Render every line of the records below as a Markdown table with the columns "Row" and "Record line", numbering the rows in order. Leave out blank lines and the pictures.

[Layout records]
↓↓↓

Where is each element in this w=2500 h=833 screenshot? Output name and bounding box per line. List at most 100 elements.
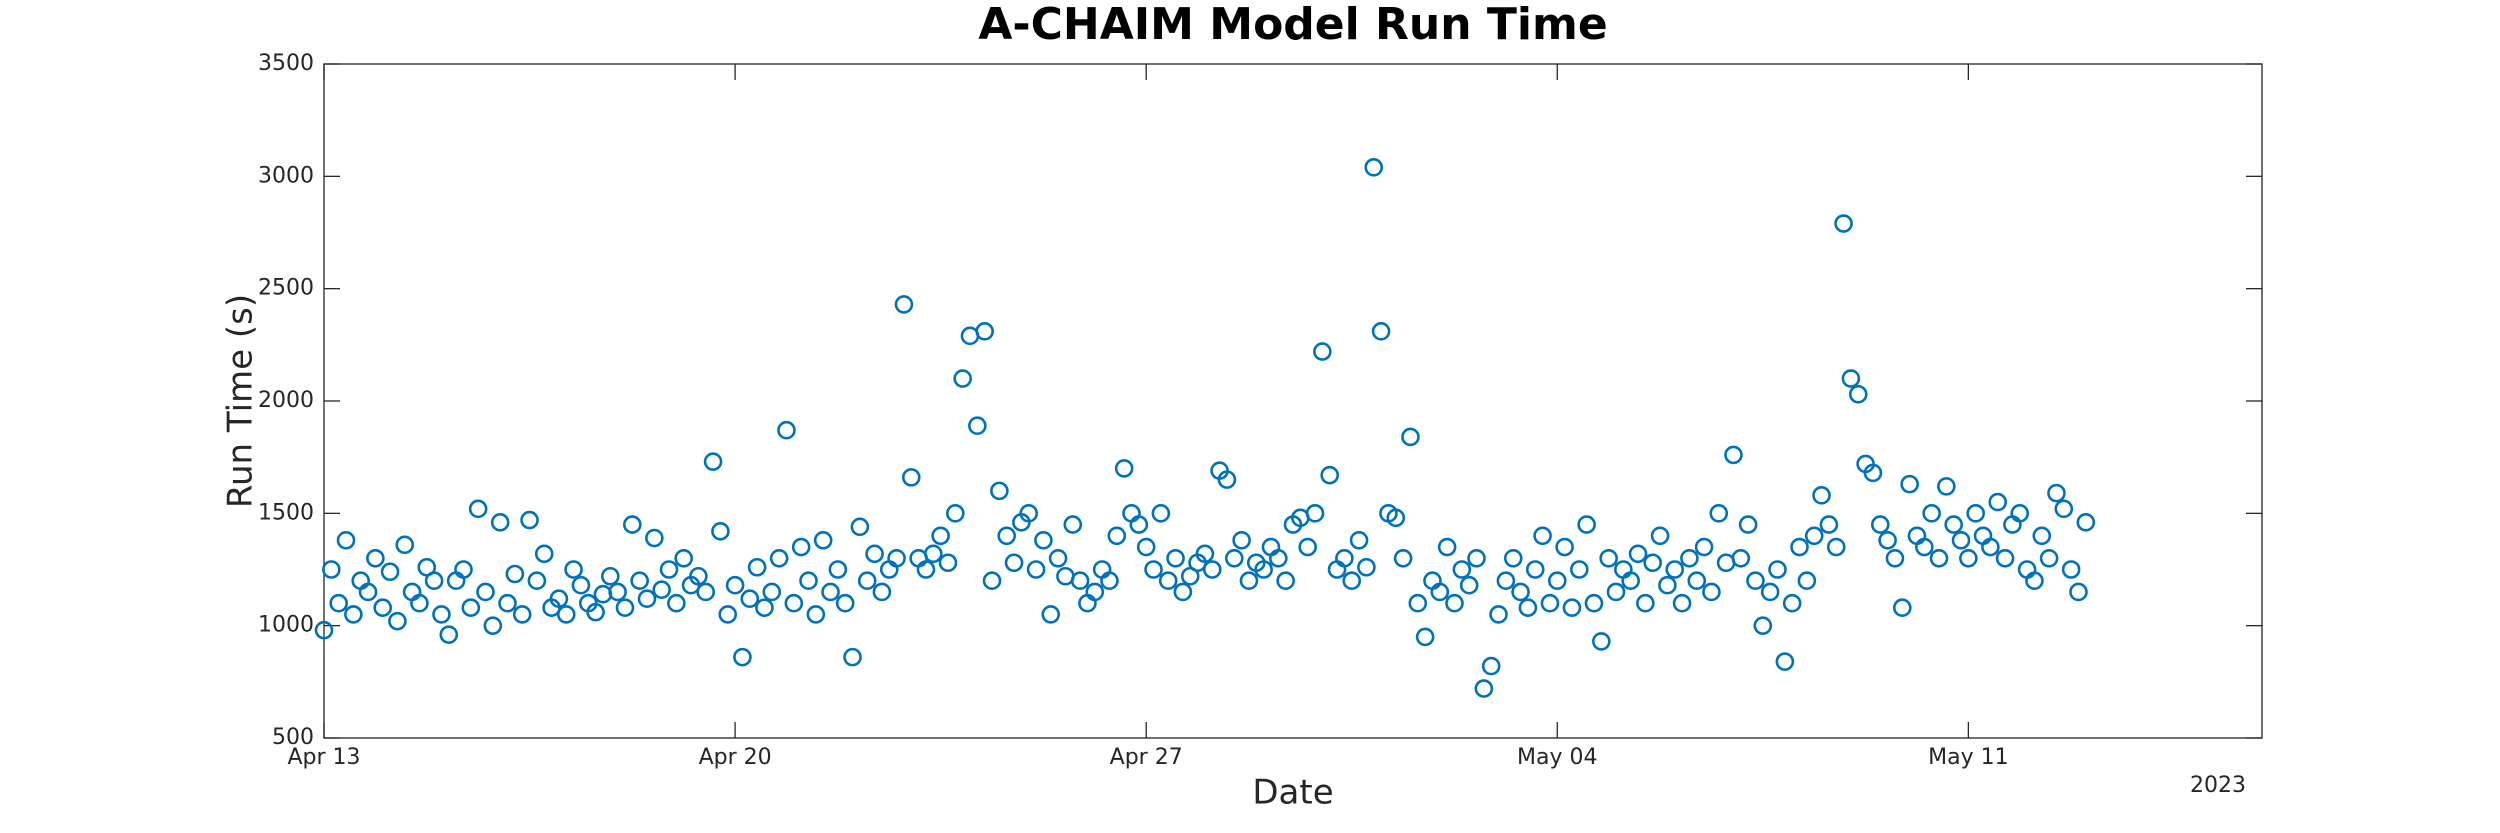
data-point — [1834, 214, 1853, 233]
data-point — [1489, 605, 1508, 624]
data-point — [549, 589, 569, 609]
data-point — [1812, 486, 1831, 505]
x-tick-label: Apr 13 — [287, 745, 360, 770]
data-point — [1694, 537, 1714, 557]
data-point — [358, 582, 378, 602]
data-point — [1863, 463, 1883, 483]
data-point — [1276, 571, 1295, 591]
data-point — [1313, 342, 1332, 361]
y-tick-label: 2500 — [258, 276, 314, 301]
data-point — [1415, 627, 1435, 647]
data-point — [1731, 548, 1751, 568]
data-point — [1503, 548, 1523, 568]
data-point — [1437, 537, 1457, 557]
data-point — [711, 522, 730, 541]
x-year-label: 2023 — [2190, 773, 2246, 798]
data-point — [1724, 445, 1743, 465]
data-point — [821, 582, 840, 602]
data-point — [2039, 548, 2059, 568]
x-tick-label: May 11 — [1928, 745, 2008, 770]
data-point — [1702, 582, 1721, 602]
data-point — [997, 526, 1017, 546]
y-axis-label: Run Time (s) — [221, 294, 261, 508]
data-point — [1797, 571, 1817, 591]
data-point — [556, 605, 576, 624]
data-point — [432, 605, 451, 624]
data-point — [872, 582, 892, 602]
data-point — [1819, 515, 1839, 534]
data-point — [887, 548, 906, 568]
data-point — [2076, 513, 2096, 532]
data-point — [901, 468, 921, 487]
data-point — [931, 526, 950, 546]
data-point — [623, 515, 642, 534]
data-point — [366, 548, 385, 568]
y-tick-label: 2000 — [258, 388, 314, 413]
data-point — [857, 571, 877, 591]
data-point — [1878, 530, 1897, 550]
data-point — [975, 322, 994, 341]
y-tick-label: 1000 — [258, 613, 314, 638]
data-point — [1525, 560, 1545, 579]
data-point — [1034, 530, 1053, 550]
data-point — [1305, 504, 1325, 523]
chart-title: A-CHAIM Model Run Time — [978, 0, 1607, 50]
data-point — [1041, 605, 1061, 624]
data-point — [703, 452, 723, 471]
data-point — [1555, 537, 1574, 557]
data-point — [1636, 593, 1655, 613]
data-point — [520, 510, 539, 530]
data-point — [916, 560, 936, 579]
data-point — [1760, 582, 1780, 602]
data-point — [527, 571, 547, 591]
data-point — [1019, 504, 1039, 523]
data-point — [2010, 504, 2030, 523]
data-point — [835, 593, 855, 613]
data-point — [674, 548, 694, 568]
data-point — [1239, 571, 1259, 591]
data-point — [1929, 548, 1949, 568]
data-point — [1496, 571, 1516, 591]
data-point — [608, 582, 627, 602]
data-point — [1915, 537, 1934, 557]
data-point — [490, 513, 510, 532]
data-point — [1269, 548, 1288, 568]
data-point — [1085, 582, 1105, 602]
plot-area — [323, 63, 2263, 739]
data-point — [1892, 598, 1912, 617]
data-point — [1217, 470, 1237, 489]
data-point — [813, 530, 833, 550]
data-point — [586, 602, 605, 622]
data-point — [424, 571, 444, 591]
data-point — [1628, 544, 1648, 564]
data-point — [968, 416, 987, 436]
data-point — [314, 620, 334, 640]
x-axis-label: Date — [1252, 773, 1333, 813]
data-point — [1386, 508, 1406, 528]
data-point — [769, 548, 789, 568]
data-point — [1481, 656, 1501, 676]
data-point — [1224, 548, 1244, 568]
data-point — [2025, 571, 2044, 591]
data-point — [667, 593, 686, 613]
data-point — [843, 647, 862, 667]
x-tick-label: Apr 27 — [1110, 745, 1183, 770]
data-point — [1166, 548, 1185, 568]
data-point — [1577, 515, 1596, 534]
data-point — [1445, 593, 1464, 613]
y-tick-label: 1500 — [258, 500, 314, 525]
data-point — [1063, 515, 1083, 534]
data-point — [1841, 369, 1861, 388]
data-point — [689, 566, 708, 586]
data-point — [1202, 560, 1222, 579]
data-point — [344, 605, 363, 624]
data-point — [1452, 560, 1472, 579]
data-point — [696, 582, 716, 602]
data-point — [1981, 537, 2000, 557]
data-point — [784, 593, 804, 613]
data-point — [1768, 560, 1787, 579]
data-point — [1342, 571, 1362, 591]
data-point — [725, 575, 745, 595]
data-point — [571, 575, 591, 595]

↑↑↑

**WRITTEN RESPONSE**
| Row | Record line |
|---|---|
| 1 | Where is each element in this w=2500 h=833 screenshot? Output name and bounding box per line. List at most 100 elements. |
| 2 | data-point — [1834, 214, 1853, 233] |
| 3 | data-point — [1489, 605, 1508, 624] |
| 4 | data-point — [549, 589, 569, 609] |
| 5 | data-point — [1812, 486, 1831, 505] |
| 6 | x-tick-label: Apr 13 — [287, 745, 360, 770] |
| 7 | data-point — [1694, 537, 1714, 557] |
| 8 | data-point — [358, 582, 378, 602] |
| 9 | data-point — [1863, 463, 1883, 483] |
| 10 | data-point — [1276, 571, 1295, 591] |
| 11 | data-point — [1313, 342, 1332, 361] |
| 12 | y-tick-label: 2500 — [258, 276, 314, 301] |
| 13 | data-point — [1415, 627, 1435, 647] |
| 14 | data-point — [1731, 548, 1751, 568] |
| 15 | data-point — [1503, 548, 1523, 568] |
| 16 | data-point — [1437, 537, 1457, 557] |
| 17 | data-point — [711, 522, 730, 541] |
| 18 | x-year-label: 2023 — [2190, 773, 2246, 798] |
| 19 | data-point — [1724, 445, 1743, 465] |
| 20 | data-point — [821, 582, 840, 602] |
| 21 | data-point — [2039, 548, 2059, 568] |
| 22 | x-tick-label: May 11 — [1928, 745, 2008, 770] |
| 23 | data-point — [1702, 582, 1721, 602] |
| 24 | data-point — [997, 526, 1017, 546] |
| 25 | y-axis-label: Run Time (s) — [221, 294, 261, 508] |
| 26 | data-point — [1797, 571, 1817, 591] |
| 27 | data-point — [556, 605, 576, 624] |
| 28 | data-point — [432, 605, 451, 624] |
| 29 | data-point — [872, 582, 892, 602] |
| 30 | data-point — [1819, 515, 1839, 534] |
| 31 | data-point — [887, 548, 906, 568] |
| 32 | data-point — [2076, 513, 2096, 532] |
| 33 | data-point — [901, 468, 921, 487] |
| 34 | data-point — [931, 526, 950, 546] |
| 35 | data-point — [623, 515, 642, 534] |
| 36 | data-point — [366, 548, 385, 568] |
| 37 | y-tick-label: 2000 — [258, 388, 314, 413] |
| 38 | data-point — [857, 571, 877, 591] |
| 39 | data-point — [1878, 530, 1897, 550] |
| 40 | data-point — [975, 322, 994, 341] |
| 41 | y-tick-label: 1000 — [258, 613, 314, 638] |
| 42 | data-point — [1525, 560, 1545, 579] |
| 43 | data-point — [1034, 530, 1053, 550] |
| 44 | data-point — [1305, 504, 1325, 523] |
| 45 | chart-title: A-CHAIM Model Run Time — [978, 0, 1607, 50] |
| 46 | data-point — [1041, 605, 1061, 624] |
| 47 | data-point — [703, 452, 723, 471] |
| 48 | data-point — [1555, 537, 1574, 557] |
| 49 | data-point — [1636, 593, 1655, 613] |
| 50 | data-point — [520, 510, 539, 530] |
| 51 | data-point — [916, 560, 936, 579] |
| 52 | data-point — [1760, 582, 1780, 602] |
| 53 | data-point — [527, 571, 547, 591] |
| 54 | data-point — [1019, 504, 1039, 523] |
| 55 | data-point — [2010, 504, 2030, 523] |
| 56 | data-point — [835, 593, 855, 613] |
| 57 | data-point — [674, 548, 694, 568] |
| 58 | data-point — [1239, 571, 1259, 591] |
| 59 | data-point — [1929, 548, 1949, 568] |
| 60 | data-point — [1496, 571, 1516, 591] |
| 61 | data-point — [608, 582, 627, 602] |
| 62 | data-point — [1915, 537, 1934, 557] |
| 63 | data-point — [490, 513, 510, 532] |
| 64 | data-point — [1269, 548, 1288, 568] |
| 65 | data-point — [1085, 582, 1105, 602] |
| 66 | plot-area — [323, 63, 2263, 739] |
| 67 | data-point — [1892, 598, 1912, 617] |
| 68 | data-point — [1217, 470, 1237, 489] |
| 69 | data-point — [813, 530, 833, 550] |
| 70 | data-point — [586, 602, 605, 622] |
| 71 | data-point — [424, 571, 444, 591] |
| 72 | data-point — [1628, 544, 1648, 564] |
| 73 | data-point — [968, 416, 987, 436] |
| 74 | data-point — [314, 620, 334, 640] |
| 75 | x-axis-label: Date — [1252, 773, 1333, 813] |
| 76 | data-point — [1386, 508, 1406, 528] |
| 77 | data-point — [769, 548, 789, 568] |
| 78 | data-point — [1481, 656, 1501, 676] |
| 79 | data-point — [1224, 548, 1244, 568] |
| 80 | data-point — [2025, 571, 2044, 591] |
| 81 | data-point — [667, 593, 686, 613] |
| 82 | data-point — [843, 647, 862, 667] |
| 83 | x-tick-label: Apr 27 — [1110, 745, 1183, 770] |
| 84 | data-point — [1166, 548, 1185, 568] |
| 85 | data-point — [1577, 515, 1596, 534] |
| 86 | data-point — [1445, 593, 1464, 613] |
| 87 | y-tick-label: 1500 — [258, 500, 314, 525] |
| 88 | data-point — [1063, 515, 1083, 534] |
| 89 | data-point — [1841, 369, 1861, 388] |
| 90 | data-point — [689, 566, 708, 586] |
| 91 | data-point — [1202, 560, 1222, 579] |
| 92 | data-point — [344, 605, 363, 624] |
| 93 | data-point — [1452, 560, 1472, 579] |
| 94 | data-point — [696, 582, 716, 602] |
| 95 | data-point — [1981, 537, 2000, 557] |
| 96 | data-point — [784, 593, 804, 613] |
| 97 | data-point — [1768, 560, 1787, 579] |
| 98 | data-point — [1342, 571, 1362, 591] |
| 99 | data-point — [725, 575, 745, 595] |
| 100 | data-point — [571, 575, 591, 595] |